§ What you should do: Tell me how many lines hold "MDTN", please, using only the number.

§ Entries shown:
= = = = =
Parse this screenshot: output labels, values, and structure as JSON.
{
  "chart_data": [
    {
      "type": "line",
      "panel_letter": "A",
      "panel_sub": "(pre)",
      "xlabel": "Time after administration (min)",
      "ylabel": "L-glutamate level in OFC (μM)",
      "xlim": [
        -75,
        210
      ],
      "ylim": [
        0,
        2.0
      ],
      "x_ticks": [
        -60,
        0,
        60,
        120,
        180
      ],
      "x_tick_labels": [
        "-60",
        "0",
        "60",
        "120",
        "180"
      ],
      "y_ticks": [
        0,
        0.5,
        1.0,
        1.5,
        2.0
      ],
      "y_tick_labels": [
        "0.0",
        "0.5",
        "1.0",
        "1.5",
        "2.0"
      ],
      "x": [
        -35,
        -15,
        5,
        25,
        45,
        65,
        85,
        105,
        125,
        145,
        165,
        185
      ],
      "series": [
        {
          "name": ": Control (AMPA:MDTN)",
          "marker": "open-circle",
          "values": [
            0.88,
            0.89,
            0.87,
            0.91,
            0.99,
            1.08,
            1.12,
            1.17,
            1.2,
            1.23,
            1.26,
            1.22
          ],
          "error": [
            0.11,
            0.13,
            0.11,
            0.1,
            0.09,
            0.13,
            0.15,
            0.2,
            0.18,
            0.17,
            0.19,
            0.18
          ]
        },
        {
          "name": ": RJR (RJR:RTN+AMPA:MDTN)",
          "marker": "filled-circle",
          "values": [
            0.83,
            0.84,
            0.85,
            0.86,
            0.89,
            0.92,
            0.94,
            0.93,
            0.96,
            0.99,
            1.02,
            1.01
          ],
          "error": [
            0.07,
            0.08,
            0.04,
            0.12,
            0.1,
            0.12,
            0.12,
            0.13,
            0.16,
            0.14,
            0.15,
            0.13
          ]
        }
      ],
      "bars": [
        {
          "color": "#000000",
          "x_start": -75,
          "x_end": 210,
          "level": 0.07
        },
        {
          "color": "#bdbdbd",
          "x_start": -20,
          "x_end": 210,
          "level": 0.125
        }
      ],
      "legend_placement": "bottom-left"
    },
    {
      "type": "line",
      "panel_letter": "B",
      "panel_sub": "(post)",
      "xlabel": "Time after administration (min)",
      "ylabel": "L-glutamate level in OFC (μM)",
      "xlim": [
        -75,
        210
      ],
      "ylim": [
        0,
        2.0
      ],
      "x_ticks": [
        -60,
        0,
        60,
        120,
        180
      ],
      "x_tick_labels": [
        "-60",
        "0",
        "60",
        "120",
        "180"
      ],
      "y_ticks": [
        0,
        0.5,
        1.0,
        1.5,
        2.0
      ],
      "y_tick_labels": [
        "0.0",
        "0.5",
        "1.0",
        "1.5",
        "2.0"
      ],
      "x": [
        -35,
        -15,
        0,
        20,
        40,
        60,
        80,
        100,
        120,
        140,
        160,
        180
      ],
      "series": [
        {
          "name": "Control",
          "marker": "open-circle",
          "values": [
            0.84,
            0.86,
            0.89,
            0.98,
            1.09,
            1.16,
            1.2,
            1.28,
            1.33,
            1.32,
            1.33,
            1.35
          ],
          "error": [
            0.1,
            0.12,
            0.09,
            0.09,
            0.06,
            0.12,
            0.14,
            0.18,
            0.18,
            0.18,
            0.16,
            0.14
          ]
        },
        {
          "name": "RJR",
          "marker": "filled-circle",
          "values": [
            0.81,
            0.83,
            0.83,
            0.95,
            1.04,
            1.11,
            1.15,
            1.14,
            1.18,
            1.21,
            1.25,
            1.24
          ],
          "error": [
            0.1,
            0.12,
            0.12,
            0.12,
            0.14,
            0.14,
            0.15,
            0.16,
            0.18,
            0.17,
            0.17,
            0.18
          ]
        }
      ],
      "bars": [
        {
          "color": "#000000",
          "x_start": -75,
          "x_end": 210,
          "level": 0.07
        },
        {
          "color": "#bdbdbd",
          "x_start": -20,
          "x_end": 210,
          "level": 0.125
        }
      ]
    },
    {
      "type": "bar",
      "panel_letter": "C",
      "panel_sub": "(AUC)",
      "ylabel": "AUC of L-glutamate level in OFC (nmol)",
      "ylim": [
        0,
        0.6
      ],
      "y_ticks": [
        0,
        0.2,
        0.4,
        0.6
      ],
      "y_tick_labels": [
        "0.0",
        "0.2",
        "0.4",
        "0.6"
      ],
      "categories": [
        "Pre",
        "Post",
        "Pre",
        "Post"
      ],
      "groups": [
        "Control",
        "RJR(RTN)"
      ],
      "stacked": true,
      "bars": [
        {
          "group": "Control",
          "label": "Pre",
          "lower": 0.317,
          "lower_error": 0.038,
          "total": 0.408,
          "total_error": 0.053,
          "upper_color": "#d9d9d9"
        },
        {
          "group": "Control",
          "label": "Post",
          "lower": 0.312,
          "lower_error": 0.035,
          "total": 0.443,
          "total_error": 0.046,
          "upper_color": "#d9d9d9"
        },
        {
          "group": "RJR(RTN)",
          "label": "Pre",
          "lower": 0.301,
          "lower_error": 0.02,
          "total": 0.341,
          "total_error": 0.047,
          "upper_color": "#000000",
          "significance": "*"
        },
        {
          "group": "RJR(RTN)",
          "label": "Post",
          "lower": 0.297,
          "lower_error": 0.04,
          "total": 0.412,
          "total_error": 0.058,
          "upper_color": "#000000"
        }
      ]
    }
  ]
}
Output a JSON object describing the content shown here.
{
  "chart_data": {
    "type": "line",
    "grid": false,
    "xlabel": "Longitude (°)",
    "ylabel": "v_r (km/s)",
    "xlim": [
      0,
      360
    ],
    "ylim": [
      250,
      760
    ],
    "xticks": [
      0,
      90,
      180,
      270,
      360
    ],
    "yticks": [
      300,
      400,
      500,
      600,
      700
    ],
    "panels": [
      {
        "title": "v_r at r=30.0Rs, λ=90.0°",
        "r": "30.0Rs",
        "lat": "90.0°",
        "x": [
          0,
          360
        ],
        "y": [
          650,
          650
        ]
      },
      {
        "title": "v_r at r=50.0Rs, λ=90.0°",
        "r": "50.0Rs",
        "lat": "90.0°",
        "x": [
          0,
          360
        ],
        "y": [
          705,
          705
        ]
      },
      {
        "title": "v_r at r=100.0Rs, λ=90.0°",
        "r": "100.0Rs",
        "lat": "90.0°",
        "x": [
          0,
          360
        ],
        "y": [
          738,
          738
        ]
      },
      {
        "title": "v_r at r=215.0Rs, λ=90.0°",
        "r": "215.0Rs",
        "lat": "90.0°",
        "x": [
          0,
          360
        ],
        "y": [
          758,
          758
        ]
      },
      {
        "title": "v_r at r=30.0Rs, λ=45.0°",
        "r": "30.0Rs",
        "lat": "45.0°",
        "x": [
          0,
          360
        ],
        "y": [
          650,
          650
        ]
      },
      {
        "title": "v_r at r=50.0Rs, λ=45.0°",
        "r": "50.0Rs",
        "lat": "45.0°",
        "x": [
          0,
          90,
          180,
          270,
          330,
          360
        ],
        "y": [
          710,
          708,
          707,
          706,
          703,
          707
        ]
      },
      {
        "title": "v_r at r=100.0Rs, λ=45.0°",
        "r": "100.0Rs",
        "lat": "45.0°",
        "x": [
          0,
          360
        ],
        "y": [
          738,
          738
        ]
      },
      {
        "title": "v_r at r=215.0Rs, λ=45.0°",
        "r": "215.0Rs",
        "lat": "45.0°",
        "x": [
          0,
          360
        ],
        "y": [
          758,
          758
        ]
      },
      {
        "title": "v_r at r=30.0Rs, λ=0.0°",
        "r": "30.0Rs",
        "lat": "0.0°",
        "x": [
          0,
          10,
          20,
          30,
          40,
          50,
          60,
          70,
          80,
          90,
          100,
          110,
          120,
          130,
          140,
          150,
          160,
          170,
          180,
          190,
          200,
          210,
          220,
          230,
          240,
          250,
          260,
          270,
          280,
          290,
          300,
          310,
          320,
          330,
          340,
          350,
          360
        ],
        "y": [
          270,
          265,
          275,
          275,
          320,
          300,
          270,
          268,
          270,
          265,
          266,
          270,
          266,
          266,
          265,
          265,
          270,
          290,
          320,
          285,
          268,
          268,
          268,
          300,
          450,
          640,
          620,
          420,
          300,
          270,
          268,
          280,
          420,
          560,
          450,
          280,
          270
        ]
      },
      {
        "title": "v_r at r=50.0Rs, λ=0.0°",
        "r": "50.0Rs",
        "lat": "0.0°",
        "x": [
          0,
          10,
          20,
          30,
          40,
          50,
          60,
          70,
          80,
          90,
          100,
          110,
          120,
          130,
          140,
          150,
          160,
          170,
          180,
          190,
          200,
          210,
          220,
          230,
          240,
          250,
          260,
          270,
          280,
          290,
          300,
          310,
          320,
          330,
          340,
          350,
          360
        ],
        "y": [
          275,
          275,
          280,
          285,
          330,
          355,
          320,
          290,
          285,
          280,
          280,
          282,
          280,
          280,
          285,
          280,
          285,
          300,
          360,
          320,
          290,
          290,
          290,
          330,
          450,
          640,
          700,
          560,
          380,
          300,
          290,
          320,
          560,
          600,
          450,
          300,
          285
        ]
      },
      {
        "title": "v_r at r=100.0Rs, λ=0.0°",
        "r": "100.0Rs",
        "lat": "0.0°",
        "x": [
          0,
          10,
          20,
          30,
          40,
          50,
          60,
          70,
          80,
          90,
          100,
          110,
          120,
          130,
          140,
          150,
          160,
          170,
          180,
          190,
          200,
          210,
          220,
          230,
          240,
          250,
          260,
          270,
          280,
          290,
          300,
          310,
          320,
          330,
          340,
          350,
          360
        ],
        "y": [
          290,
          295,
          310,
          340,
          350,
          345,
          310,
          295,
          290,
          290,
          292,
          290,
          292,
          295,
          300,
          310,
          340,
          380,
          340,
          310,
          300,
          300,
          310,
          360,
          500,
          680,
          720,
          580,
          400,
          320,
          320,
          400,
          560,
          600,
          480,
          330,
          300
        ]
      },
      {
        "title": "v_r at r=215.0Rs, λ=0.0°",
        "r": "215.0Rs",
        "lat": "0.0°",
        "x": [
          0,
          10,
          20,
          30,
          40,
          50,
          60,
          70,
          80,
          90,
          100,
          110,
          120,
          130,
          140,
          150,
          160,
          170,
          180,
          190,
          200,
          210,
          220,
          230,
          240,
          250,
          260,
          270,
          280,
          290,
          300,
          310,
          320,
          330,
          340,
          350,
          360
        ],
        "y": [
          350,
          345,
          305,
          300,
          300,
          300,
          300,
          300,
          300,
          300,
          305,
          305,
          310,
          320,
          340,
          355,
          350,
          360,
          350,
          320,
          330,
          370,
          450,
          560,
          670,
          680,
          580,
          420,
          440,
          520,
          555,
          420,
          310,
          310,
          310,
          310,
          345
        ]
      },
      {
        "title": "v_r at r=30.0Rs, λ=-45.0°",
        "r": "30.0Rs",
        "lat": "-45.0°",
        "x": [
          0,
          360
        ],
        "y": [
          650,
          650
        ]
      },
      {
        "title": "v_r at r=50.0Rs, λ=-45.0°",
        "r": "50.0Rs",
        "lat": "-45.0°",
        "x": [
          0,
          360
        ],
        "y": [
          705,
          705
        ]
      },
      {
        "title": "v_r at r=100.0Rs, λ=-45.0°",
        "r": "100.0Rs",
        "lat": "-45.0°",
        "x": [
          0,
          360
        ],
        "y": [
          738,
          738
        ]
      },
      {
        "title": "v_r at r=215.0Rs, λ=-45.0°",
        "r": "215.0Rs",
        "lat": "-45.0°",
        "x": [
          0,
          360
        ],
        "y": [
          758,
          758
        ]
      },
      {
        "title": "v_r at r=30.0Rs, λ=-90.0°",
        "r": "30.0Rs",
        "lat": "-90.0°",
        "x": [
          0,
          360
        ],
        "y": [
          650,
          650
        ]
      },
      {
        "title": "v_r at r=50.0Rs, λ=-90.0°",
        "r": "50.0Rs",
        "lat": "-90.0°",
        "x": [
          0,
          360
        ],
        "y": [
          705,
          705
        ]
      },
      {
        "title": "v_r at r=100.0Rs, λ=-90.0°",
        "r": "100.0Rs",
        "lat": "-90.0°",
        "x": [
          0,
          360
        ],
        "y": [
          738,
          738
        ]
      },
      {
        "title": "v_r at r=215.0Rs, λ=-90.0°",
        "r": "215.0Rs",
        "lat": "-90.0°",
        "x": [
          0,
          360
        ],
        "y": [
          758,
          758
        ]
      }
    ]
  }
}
= = = = =
§ Output for this task: 2